Your objective>
Your task is to give the number of lines in the listing that include "Workfile", and nothing else.

Working data>
-.-.-

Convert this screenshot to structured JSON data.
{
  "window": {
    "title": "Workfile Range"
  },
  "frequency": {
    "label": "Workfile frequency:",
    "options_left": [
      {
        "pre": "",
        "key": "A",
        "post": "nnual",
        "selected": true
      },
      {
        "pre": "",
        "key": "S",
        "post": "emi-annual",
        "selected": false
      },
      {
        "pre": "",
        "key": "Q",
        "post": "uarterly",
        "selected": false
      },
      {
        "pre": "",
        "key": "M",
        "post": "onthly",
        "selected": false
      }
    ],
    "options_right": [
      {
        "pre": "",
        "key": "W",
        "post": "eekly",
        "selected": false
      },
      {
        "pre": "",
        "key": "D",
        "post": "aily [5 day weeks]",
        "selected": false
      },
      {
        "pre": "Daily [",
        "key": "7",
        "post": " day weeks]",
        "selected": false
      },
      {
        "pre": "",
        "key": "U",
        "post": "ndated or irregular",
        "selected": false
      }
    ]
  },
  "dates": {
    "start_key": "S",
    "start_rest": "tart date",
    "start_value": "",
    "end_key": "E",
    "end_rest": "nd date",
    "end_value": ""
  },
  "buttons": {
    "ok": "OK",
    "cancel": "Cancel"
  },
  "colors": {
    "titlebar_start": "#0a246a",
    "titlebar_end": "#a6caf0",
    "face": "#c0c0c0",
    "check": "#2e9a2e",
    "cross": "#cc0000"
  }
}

-.-.-

Completed exercise>
2